+++ ROWS

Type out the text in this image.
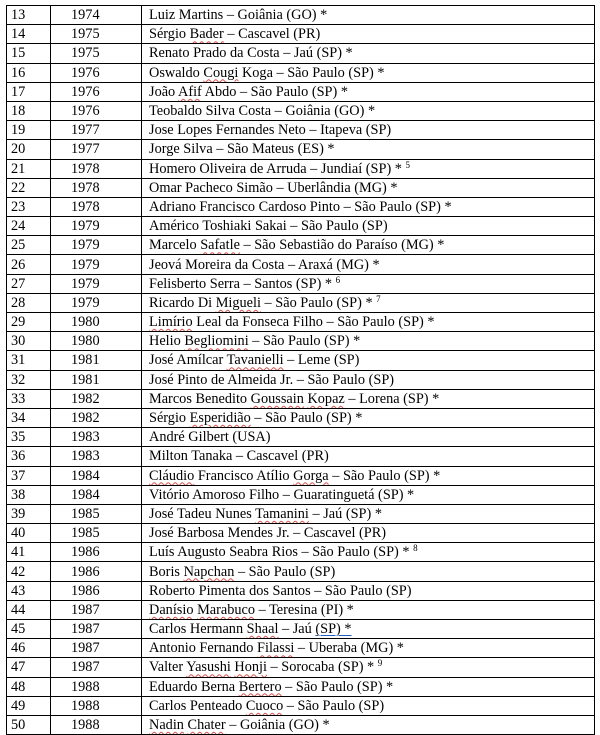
13	1974	Luiz Martins – Goiânia (GO) *
14	1975	Sérgio Bader – Cascavel (PR)
15	1975	Renato Prado da Costa – Jaú (SP) *
16	1976	Oswaldo Cougi Koga – São Paulo (SP) *
17	1976	João Afif Abdo – São Paulo (SP) *
18	1976	Teobaldo Silva Costa – Goiânia (GO) *
19	1977	Jose Lopes Fernandes Neto – Itapeva (SP)
20	1977	Jorge Silva – São Mateus (ES) *
21	1978	Homero Oliveira de Arruda – Jundiaí (SP) * $^5$
22	1978	Omar Pacheco Simão – Uberlândia (MG) *
23	1978	Adriano Francisco Cardoso Pinto – São Paulo (SP) *
24	1979	Américo Toshiaki Sakai – São Paulo (SP)
25	1979	Marcelo Safatle – São Sebastião do Paraíso (MG) *
26	1979	Jeová Moreira da Costa – Araxá (MG) *
27	1979	Felisberto Serra – Santos (SP) * $^6$
28	1979	Ricardo Di Migueli – São Paulo (SP) * $^7$
29	1980	Limírio Leal da Fonseca Filho – São Paulo (SP) *
30	1980	Helio Begliomini – São Paulo (SP) *
31	1981	José Amílcar Tavanielli – Leme (SP)
32	1981	José Pinto de Almeida Jr. – São Paulo (SP)
33	1982	Marcos Benedito Goussain Kopaz – Lorena (SP) *
34	1982	Sérgio Esperidião – São Paulo (SP) *
35	1983	André Gilbert (USA)
36	1983	Milton Tanaka – Cascavel (PR)
37	1984	Cláudio Francisco Atílio Gorga – São Paulo (SP) *
38	1984	Vitório Amoroso Filho – Guaratinguetá (SP) *
39	1985	José Tadeu Nunes Tamanini – Jaú (SP) *
40	1985	José Barbosa Mendes Jr. – Cascavel (PR)
41	1986	Luís Augusto Seabra Rios – São Paulo (SP) * $^8$
42	1986	Boris Napchan – São Paulo (SP)
43	1986	Roberto Pimenta dos Santos – São Paulo (SP)
44	1987	Danísio Marabuco – Teresina (PI) *
45	1987	Carlos Hermann Shaal – Jaú (SP) *
46	1987	Antonio Fernando Filassi – Uberaba (MG) *
47	1987	Valter Yasushi Honji – Sorocaba (SP) * $^9$
48	1988	Eduardo Berna Bertero – São Paulo (SP) *
49	1988	Carlos Penteado Cuoco – São Paulo (SP)
50	1988	Nadin Chater – Goiânia (GO) *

++++++

REQUIRED TASK> Where a line in the entries holds the word "Pinto", copy that line.

EXPECTED OUTPUT>
23	1978	Adriano Francisco Cardoso Pinto – São Paulo (SP) *
32	1981	José Pinto de Almeida Jr. – São Paulo (SP)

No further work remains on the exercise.